---- SOURCE MATERIAL
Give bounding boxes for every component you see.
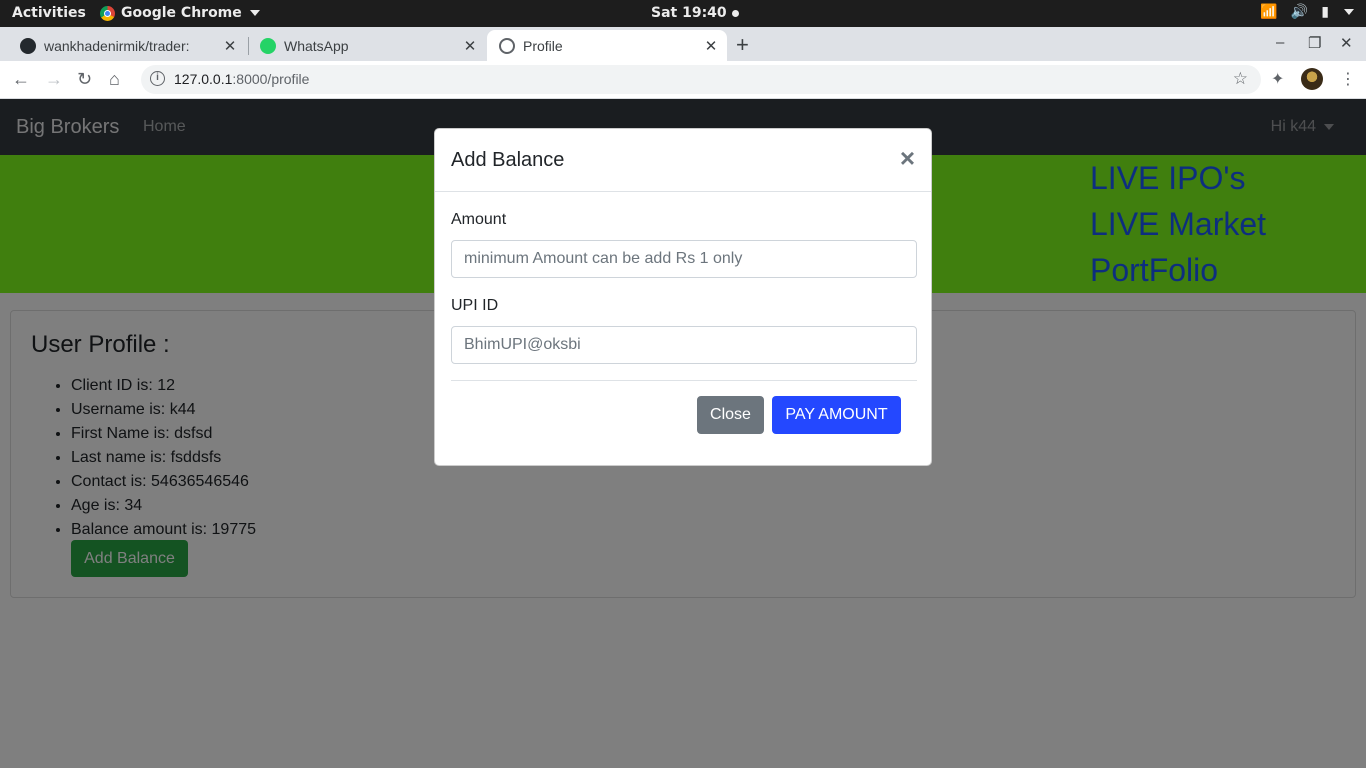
whatsapp-icon xyxy=(260,37,276,54)
close-button[interactable]: Close xyxy=(697,396,764,434)
close-icon[interactable]: ✕ xyxy=(220,37,240,55)
profile-avatar[interactable] xyxy=(1301,68,1323,90)
modal-header: Add Balance × xyxy=(435,129,931,192)
tab-profile[interactable]: Profile ✕ xyxy=(487,30,727,61)
forward-icon[interactable]: → xyxy=(45,69,63,90)
menu-icon[interactable]: ⋮ xyxy=(1340,69,1356,89)
github-icon xyxy=(20,37,36,54)
tab-title: wankhadenirmik/trader: xyxy=(44,37,190,54)
chevron-down-icon xyxy=(1344,9,1354,15)
system-top-bar: Activities Google Chrome Sat 19:40 📶 🔊 ▮ xyxy=(0,0,1366,27)
globe-icon xyxy=(499,37,515,54)
upi-label: UPI ID xyxy=(451,297,499,314)
add-balance-modal: Add Balance × Amount UPI ID Close PAY AM… xyxy=(434,128,932,466)
app-menu[interactable]: Google Chrome xyxy=(100,5,260,21)
chrome-icon xyxy=(100,5,115,21)
battery-icon: ▮ xyxy=(1321,4,1329,20)
system-tray[interactable]: 📶 🔊 ▮ xyxy=(1260,4,1354,20)
upi-id-input[interactable] xyxy=(451,326,917,364)
browser-toolbar: ← → ↻ ⌂ i 127.0.0.1:8000/profile ☆ xyxy=(0,61,1366,99)
maximize-icon[interactable]: ❐ xyxy=(1308,34,1321,52)
notification-dot-icon xyxy=(731,9,739,17)
close-icon[interactable]: ✕ xyxy=(460,37,480,55)
tab-title: WhatsApp xyxy=(284,37,349,54)
activities-button[interactable]: Activities xyxy=(12,5,86,21)
bookmark-star-icon[interactable]: ☆ xyxy=(1233,69,1248,89)
reload-icon[interactable]: ↻ xyxy=(77,69,92,90)
tab-title: Profile xyxy=(523,37,563,54)
back-icon[interactable]: ← xyxy=(12,69,30,90)
pay-amount-button[interactable]: PAY AMOUNT xyxy=(772,396,901,434)
address-bar[interactable]: i 127.0.0.1:8000/profile ☆ xyxy=(141,65,1261,94)
minimize-icon[interactable]: – xyxy=(1276,34,1284,51)
volume-icon: 🔊 xyxy=(1290,4,1309,20)
tab-whatsapp[interactable]: WhatsApp ✕ xyxy=(248,30,486,61)
new-tab-icon[interactable]: + xyxy=(736,32,749,58)
chevron-down-icon xyxy=(249,10,260,16)
url-path: :8000/profile xyxy=(232,71,310,87)
wifi-icon: 📶 xyxy=(1260,4,1278,20)
close-icon[interactable]: ✕ xyxy=(701,37,721,55)
clock-text: Sat 19:40 xyxy=(651,5,727,21)
clock[interactable]: Sat 19:40 xyxy=(651,5,739,21)
url-host: 127.0.0.1 xyxy=(174,71,233,87)
modal-title: Add Balance xyxy=(451,149,565,171)
app-menu-label: Google Chrome xyxy=(121,5,242,21)
url-text[interactable]: 127.0.0.1:8000/profile xyxy=(174,71,309,87)
modal-divider xyxy=(451,380,917,381)
amount-input[interactable] xyxy=(451,240,917,278)
tab-strip: wankhadenirmik/trader: ✕ WhatsApp ✕ Prof… xyxy=(0,27,1366,61)
home-icon[interactable]: ⌂ xyxy=(109,69,120,90)
amount-label: Amount xyxy=(451,211,507,228)
info-icon[interactable]: i xyxy=(150,71,165,86)
close-icon[interactable]: × xyxy=(900,143,915,174)
window-close-icon[interactable]: ✕ xyxy=(1340,34,1353,52)
tab-github[interactable]: wankhadenirmik/trader: ✕ xyxy=(8,30,246,61)
extensions-icon[interactable]: ✦ xyxy=(1271,69,1284,89)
--------
| DIRECTION |
Put the lines of the rows above into a numbered list, dropping any blank lines, and leave out the pictures.

| ANSWER TO THIS PROBLEM |
1. Give bounding boxes for every component you see.
2. whatsapp-icon xyxy=(260,37,276,54)
3. close-button[interactable]: Close xyxy=(697,396,764,434)
4. close-icon[interactable]: ✕ xyxy=(220,37,240,55)
5. profile-avatar[interactable] xyxy=(1301,68,1323,90)
6. modal-header: Add Balance × xyxy=(435,129,931,192)
7. tab-profile[interactable]: Profile ✕ xyxy=(487,30,727,61)
8. forward-icon[interactable]: → xyxy=(45,69,63,90)
9. menu-icon[interactable]: ⋮ xyxy=(1340,69,1356,89)
10. github-icon xyxy=(20,37,36,54)
11. tab-title: wankhadenirmik/trader: xyxy=(44,37,190,54)
12. chevron-down-icon xyxy=(1344,9,1354,15)
13. system-top-bar: Activities Google Chrome Sat 19:40 📶 🔊 ▮ xyxy=(0,0,1366,27)
14. globe-icon xyxy=(499,37,515,54)
15. upi-label: UPI ID xyxy=(451,297,499,314)
16. add-balance-modal: Add Balance × Amount UPI ID Close PAY AM… xyxy=(434,128,932,466)
17. app-menu[interactable]: Google Chrome xyxy=(100,5,260,21)
18. chrome-icon xyxy=(100,5,115,21)
19. battery-icon: ▮ xyxy=(1321,4,1329,20)
20. system-tray[interactable]: 📶 🔊 ▮ xyxy=(1260,4,1354,20)
21. upi-id-input[interactable] xyxy=(451,326,917,364)
22. browser-toolbar: ← → ↻ ⌂ i 127.0.0.1:8000/profile ☆ xyxy=(0,61,1366,99)
23. maximize-icon[interactable]: ❐ xyxy=(1308,34,1321,52)
24. notification-dot-icon xyxy=(731,9,739,17)
25. close-icon[interactable]: ✕ xyxy=(460,37,480,55)
26. tab-title: WhatsApp xyxy=(284,37,349,54)
27. activities-button[interactable]: Activities xyxy=(12,5,86,21)
28. bookmark-star-icon[interactable]: ☆ xyxy=(1233,69,1248,89)
29. reload-icon[interactable]: ↻ xyxy=(77,69,92,90)
30. tab-title: Profile xyxy=(523,37,563,54)
31. back-icon[interactable]: ← xyxy=(12,69,30,90)
32. pay-amount-button[interactable]: PAY AMOUNT xyxy=(772,396,901,434)
33. address-bar[interactable]: i 127.0.0.1:8000/profile ☆ xyxy=(141,65,1261,94)
34. minimize-icon[interactable]: – xyxy=(1276,34,1284,51)
35. volume-icon: 🔊 xyxy=(1290,4,1309,20)
36. tab-whatsapp[interactable]: WhatsApp ✕ xyxy=(248,30,486,61)
37. new-tab-icon[interactable]: + xyxy=(736,32,749,58)
38. chevron-down-icon xyxy=(249,10,260,16)
39. url-path: :8000/profile xyxy=(232,71,310,87)
40. wifi-icon: 📶 xyxy=(1260,4,1278,20)
41. close-icon[interactable]: ✕ xyxy=(701,37,721,55)
42. clock-text: Sat 19:40 xyxy=(651,5,727,21)
43. clock[interactable]: Sat 19:40 xyxy=(651,5,739,21)
44. url-host: 127.0.0.1 xyxy=(174,71,233,87)
45. modal-title: Add Balance xyxy=(451,149,565,171)
46. app-menu-label: Google Chrome xyxy=(121,5,242,21)
47. url-text[interactable]: 127.0.0.1:8000/profile xyxy=(174,71,309,87)
48. modal-divider xyxy=(451,380,917,381)
49. amount-input[interactable] xyxy=(451,240,917,278)
50. tab-strip: wankhadenirmik/trader: ✕ WhatsApp ✕ Prof… xyxy=(0,27,1366,61)
51. home-icon[interactable]: ⌂ xyxy=(109,69,120,90)
52. amount-label: Amount xyxy=(451,211,507,228)
53. info-icon[interactable]: i xyxy=(150,71,165,86)
54. close-icon[interactable]: × xyxy=(900,143,915,174)
55. window-close-icon[interactable]: ✕ xyxy=(1340,34,1353,52)
56. tab-github[interactable]: wankhadenirmik/trader: ✕ xyxy=(8,30,246,61)
57. extensions-icon[interactable]: ✦ xyxy=(1271,69,1284,89)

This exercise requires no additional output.